## Do this
Find the lines in these entries that include the word "längd" and state how many there are, with no other words.

## Information supplied
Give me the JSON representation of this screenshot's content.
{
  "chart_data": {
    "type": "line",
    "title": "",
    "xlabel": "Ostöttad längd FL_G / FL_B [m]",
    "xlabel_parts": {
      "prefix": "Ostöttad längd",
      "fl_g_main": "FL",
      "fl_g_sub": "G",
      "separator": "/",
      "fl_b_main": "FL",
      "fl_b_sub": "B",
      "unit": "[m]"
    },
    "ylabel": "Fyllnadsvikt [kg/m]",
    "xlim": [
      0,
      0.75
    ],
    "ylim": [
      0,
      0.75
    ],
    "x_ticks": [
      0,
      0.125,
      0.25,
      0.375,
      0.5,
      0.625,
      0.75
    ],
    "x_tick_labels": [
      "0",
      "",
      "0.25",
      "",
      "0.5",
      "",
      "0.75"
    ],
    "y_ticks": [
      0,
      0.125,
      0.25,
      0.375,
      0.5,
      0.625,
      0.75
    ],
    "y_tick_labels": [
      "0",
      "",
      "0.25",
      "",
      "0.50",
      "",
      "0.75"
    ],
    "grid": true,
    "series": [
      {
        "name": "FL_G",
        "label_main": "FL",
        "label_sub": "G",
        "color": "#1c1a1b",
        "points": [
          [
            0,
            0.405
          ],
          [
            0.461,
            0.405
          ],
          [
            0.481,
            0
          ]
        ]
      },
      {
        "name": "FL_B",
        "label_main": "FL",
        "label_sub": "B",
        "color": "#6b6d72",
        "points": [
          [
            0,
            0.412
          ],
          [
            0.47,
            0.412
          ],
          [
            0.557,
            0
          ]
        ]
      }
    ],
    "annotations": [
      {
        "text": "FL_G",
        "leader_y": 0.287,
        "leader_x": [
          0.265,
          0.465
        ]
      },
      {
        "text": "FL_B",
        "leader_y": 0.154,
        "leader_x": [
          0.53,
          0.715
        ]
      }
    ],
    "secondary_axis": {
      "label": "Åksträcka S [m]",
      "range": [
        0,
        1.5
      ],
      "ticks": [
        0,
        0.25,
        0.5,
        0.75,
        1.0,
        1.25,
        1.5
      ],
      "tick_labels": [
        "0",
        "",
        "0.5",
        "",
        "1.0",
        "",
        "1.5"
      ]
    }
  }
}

## Solution for this exercise
2